### Written problem
Tally the lines that hold the word "Bonus" and reply with that figure only.

[Collection entries]
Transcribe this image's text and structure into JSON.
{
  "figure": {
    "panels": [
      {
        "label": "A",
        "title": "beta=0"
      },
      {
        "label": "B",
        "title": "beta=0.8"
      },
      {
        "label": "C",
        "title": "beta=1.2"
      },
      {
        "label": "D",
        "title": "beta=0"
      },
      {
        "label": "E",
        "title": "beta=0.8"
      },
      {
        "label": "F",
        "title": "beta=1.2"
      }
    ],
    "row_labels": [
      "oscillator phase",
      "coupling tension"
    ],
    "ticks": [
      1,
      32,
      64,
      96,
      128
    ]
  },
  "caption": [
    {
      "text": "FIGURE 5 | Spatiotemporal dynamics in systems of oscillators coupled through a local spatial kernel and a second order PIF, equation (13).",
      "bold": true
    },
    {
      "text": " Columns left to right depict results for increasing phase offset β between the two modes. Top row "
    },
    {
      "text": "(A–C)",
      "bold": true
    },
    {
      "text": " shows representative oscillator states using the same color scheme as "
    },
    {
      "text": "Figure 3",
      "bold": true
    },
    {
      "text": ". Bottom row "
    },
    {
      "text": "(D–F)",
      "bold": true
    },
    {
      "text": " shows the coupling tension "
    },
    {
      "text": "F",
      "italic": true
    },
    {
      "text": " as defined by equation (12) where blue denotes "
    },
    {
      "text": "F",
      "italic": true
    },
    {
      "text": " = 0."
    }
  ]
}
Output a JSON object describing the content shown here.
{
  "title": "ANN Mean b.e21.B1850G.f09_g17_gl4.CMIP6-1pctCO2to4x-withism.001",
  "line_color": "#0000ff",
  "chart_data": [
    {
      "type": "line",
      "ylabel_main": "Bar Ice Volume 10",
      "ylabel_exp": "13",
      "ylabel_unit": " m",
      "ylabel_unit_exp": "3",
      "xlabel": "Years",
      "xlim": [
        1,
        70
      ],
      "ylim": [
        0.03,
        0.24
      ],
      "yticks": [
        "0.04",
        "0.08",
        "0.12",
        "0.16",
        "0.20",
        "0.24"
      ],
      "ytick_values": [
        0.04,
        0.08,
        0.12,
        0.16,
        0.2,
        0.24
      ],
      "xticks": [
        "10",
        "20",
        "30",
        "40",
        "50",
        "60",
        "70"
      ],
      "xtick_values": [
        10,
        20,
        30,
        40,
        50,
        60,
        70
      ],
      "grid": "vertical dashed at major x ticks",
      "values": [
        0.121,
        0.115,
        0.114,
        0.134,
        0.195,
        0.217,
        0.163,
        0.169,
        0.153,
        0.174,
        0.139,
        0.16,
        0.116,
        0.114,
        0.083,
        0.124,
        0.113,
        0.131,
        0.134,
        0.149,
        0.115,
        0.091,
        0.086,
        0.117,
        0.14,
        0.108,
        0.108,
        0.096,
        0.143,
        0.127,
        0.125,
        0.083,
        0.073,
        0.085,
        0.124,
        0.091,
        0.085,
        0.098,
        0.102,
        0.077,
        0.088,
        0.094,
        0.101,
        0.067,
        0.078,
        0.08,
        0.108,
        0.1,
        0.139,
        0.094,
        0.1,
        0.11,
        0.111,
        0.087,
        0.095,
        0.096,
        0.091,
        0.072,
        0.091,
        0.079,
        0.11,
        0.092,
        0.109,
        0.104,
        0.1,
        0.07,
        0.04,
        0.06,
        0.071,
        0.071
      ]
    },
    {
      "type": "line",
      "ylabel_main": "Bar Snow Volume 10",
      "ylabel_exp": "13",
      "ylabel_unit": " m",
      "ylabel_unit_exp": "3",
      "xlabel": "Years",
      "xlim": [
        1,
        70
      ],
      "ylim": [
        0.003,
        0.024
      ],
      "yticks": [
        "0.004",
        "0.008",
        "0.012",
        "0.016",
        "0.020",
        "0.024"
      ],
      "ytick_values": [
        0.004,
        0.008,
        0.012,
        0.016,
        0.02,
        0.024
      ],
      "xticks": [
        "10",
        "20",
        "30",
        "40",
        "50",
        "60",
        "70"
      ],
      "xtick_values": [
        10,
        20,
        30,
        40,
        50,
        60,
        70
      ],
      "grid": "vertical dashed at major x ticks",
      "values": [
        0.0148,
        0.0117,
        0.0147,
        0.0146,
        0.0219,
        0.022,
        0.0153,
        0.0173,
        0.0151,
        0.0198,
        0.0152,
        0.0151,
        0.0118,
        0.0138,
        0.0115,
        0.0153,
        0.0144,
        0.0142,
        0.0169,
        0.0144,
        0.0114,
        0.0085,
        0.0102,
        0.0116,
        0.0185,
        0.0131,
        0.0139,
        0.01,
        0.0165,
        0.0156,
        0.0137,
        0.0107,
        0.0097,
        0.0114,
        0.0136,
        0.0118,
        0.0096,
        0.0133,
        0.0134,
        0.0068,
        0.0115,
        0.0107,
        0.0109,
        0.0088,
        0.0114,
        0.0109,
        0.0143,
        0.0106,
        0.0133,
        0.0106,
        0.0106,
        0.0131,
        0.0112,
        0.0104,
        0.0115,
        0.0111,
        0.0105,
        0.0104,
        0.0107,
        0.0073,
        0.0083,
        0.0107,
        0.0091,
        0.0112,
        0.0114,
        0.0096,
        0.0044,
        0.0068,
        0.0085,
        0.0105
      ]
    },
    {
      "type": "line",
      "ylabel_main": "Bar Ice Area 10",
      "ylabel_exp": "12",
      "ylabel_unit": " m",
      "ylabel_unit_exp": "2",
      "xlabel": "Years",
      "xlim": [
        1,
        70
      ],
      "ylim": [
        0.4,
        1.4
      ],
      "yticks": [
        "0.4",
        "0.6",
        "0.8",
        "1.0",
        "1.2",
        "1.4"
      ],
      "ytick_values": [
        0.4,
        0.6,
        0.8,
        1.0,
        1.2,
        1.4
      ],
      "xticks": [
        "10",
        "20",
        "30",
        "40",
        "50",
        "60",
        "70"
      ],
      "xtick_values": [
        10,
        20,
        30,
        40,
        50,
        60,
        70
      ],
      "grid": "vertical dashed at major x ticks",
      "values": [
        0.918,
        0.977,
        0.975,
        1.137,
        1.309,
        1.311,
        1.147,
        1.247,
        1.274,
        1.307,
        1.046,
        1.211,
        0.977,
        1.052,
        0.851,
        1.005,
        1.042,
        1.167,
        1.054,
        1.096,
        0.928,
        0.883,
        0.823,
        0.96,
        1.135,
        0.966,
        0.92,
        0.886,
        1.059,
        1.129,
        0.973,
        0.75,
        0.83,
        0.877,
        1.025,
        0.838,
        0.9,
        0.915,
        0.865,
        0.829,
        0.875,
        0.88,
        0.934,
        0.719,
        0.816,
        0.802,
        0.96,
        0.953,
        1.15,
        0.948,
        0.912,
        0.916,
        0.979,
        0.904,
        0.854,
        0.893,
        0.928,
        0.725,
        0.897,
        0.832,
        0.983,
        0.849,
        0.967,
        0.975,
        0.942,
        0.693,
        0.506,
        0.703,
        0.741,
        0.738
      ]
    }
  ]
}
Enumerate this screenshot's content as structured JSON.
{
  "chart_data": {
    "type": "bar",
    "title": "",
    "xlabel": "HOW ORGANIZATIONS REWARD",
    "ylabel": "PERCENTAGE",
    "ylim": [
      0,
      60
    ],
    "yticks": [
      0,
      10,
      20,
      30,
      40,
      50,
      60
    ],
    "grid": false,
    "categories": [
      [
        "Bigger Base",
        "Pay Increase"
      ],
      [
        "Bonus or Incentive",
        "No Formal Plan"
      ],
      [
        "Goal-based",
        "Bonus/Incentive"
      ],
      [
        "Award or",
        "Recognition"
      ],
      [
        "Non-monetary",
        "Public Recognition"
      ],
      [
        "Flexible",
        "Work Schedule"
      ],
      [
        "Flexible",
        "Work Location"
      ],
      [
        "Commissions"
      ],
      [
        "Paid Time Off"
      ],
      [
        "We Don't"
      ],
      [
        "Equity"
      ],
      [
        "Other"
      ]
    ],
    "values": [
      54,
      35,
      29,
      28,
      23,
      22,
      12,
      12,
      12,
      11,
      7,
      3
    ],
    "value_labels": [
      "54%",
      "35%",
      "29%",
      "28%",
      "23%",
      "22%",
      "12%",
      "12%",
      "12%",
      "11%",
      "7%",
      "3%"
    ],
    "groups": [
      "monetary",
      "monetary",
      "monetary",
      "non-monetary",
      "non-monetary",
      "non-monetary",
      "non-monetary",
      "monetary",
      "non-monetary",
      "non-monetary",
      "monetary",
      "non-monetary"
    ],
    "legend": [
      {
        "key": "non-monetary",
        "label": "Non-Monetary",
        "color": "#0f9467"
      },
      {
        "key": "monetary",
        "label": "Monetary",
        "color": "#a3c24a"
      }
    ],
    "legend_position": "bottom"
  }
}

### Solved exercise
2